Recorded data
================================

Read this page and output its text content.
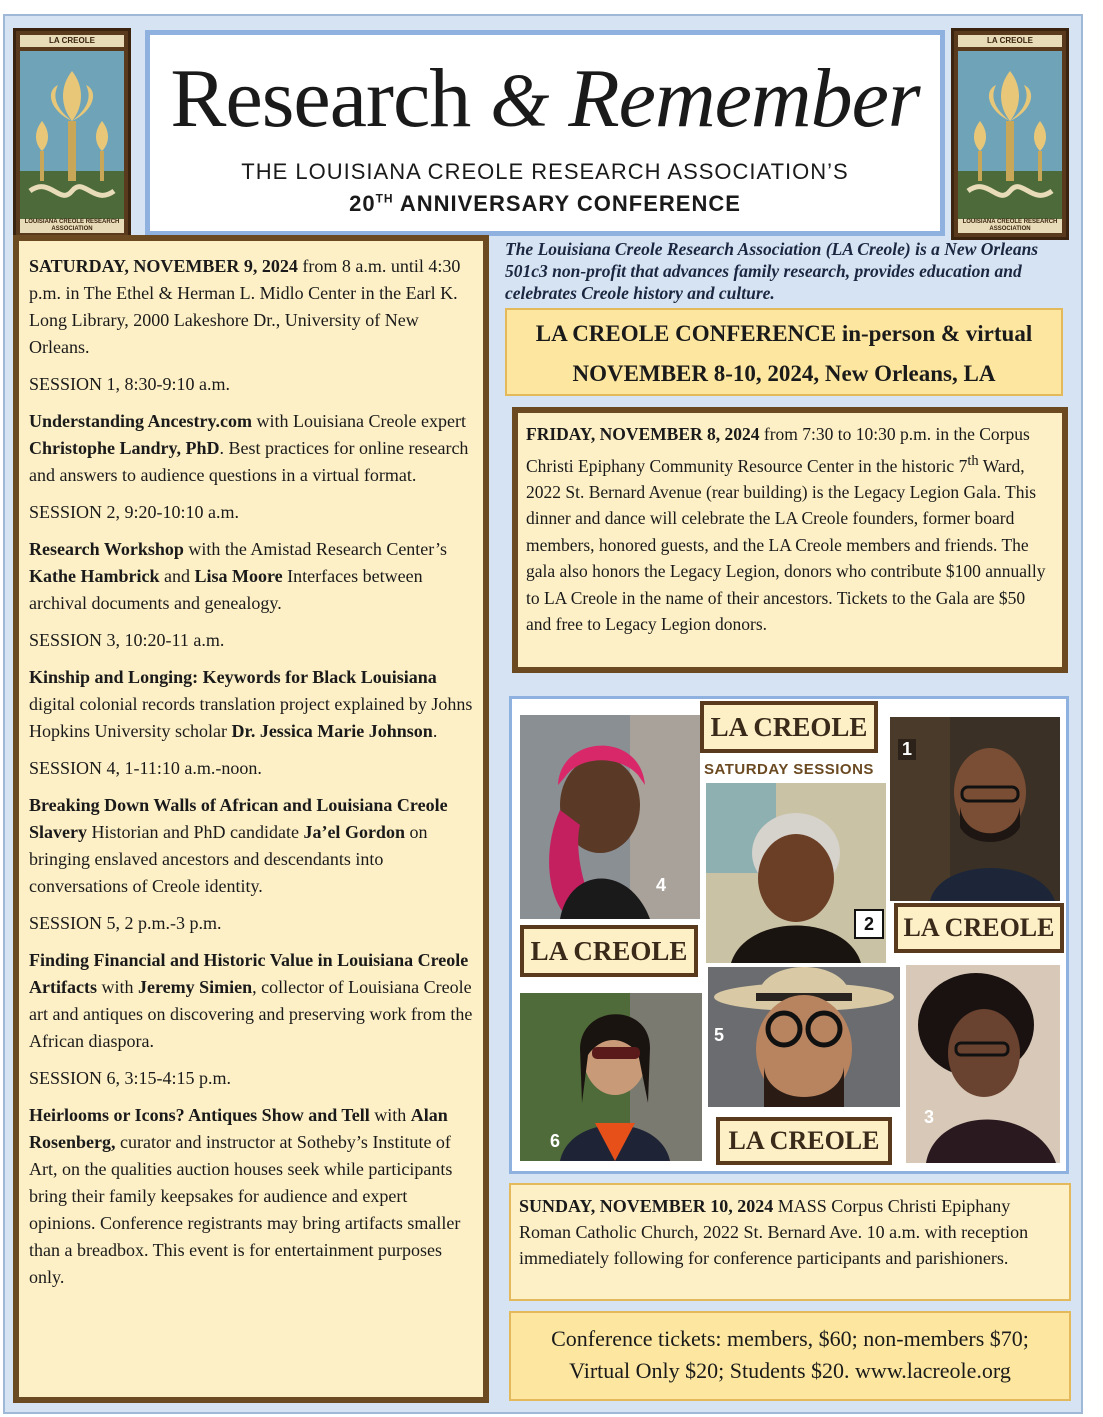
LA CREOLE
LOUISIANA CREOLE RESEARCH ASSOCIATION
Research & Remember
THE LOUISIANA CREOLE RESEARCH ASSOCIATION’S
20TH ANNIVERSARY CONFERENCE
LA CREOLE
LOUISIANA CREOLE RESEARCH ASSOCIATION

SATURDAY, NOVEMBER 9, 2024 from 8 a.m. until 4:30 p.m. in The Ethel & Herman L. Midlo Center in the Earl K. Long Library, 2000 Lakeshore Dr., University of New Orleans.

SESSION 1, 8:30-9:10 a.m.

Understanding Ancestry.com with Louisiana Creole expert Christophe Landry, PhD. Best practices for online research and answers to audience questions in a virtual format.

SESSION 2, 9:20-10:10 a.m.

Research Workshop with the Amistad Research Center’s Kathe Hambrick and Lisa Moore Interfaces between archival documents and genealogy.

SESSION 3, 10:20-11 a.m.

Kinship and Longing: Keywords for Black Louisiana digital colonial records translation project explained by Johns Hopkins University scholar Dr. Jessica Marie Johnson.

SESSION 4, 1-11:10 a.m.-noon.

Breaking Down Walls of African and Louisiana Creole Slavery Historian and PhD candidate Ja’el Gordon on bringing enslaved ancestors and descendants into conversations of Creole identity.

SESSION 5, 2 p.m.-3 p.m.

Finding Financial and Historic Value in Louisiana Creole Artifacts with Jeremy Simien, collector of Louisiana Creole art and antiques on discovering and preserving work from the African diaspora.

SESSION 6, 3:15-4:15 p.m.

Heirlooms or Icons? Antiques Show and Tell with Alan Rosenberg, curator and instructor at Sotheby’s Institute of Art, on the qualities auction houses seek while participants bring their family keepsakes for audience and expert opinions. Conference registrants may bring artifacts smaller than a breadbox. This event is for entertainment purposes only.

The Louisiana Creole Research Association (LA Creole) is a New Orleans 501c3 non-profit that advances family research, provides education and celebrates Creole history and culture.
LA CREOLE CONFERENCE in-person & virtual
NOVEMBER 8-10, 2024, New Orleans, LA
FRIDAY, NOVEMBER 8, 2024 from 7:30 to 10:30 p.m. in the Corpus Christi Epiphany Community Resource Center in the historic 7th Ward, 2022 St. Bernard Avenue (rear building) is the Legacy Legion Gala. This dinner and dance will celebrate the LA Creole founders, former board members, honored guests, and the LA Creole members and friends. The gala also honors the Legacy Legion, donors who contribute $100 annually to LA Creole in the name of their ancestors. Tickets to the Gala are $50 and free to Legacy Legion donors.
4
LA CREOLE
SATURDAY SESSIONS
2
1
LA CREOLE
LA CREOLE
6
5
LA CREOLE
3
SUNDAY, NOVEMBER 10, 2024 MASS Corpus Christi Epiphany Roman Catholic Church, 2022 St. Bernard Ave. 10 a.m. with reception immediately following for conference participants and parishioners.
Conference tickets: members, $60; non-members $70;
Virtual Only $20; Students $20. www.lacreole.org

================================

- Stated problem: Wherever the word "SATURDAY" occurs in a line of the listing, copy that line.

- Response to the task:
SATURDAY, NOVEMBER 9, 2024 from 8 a.m. until 4:30 p.m. in The Ethel & Herman L. Midlo Center in the Earl K. Long Library, 2000 Lakeshore Dr., University of New Orleans.
SATURDAY SESSIONS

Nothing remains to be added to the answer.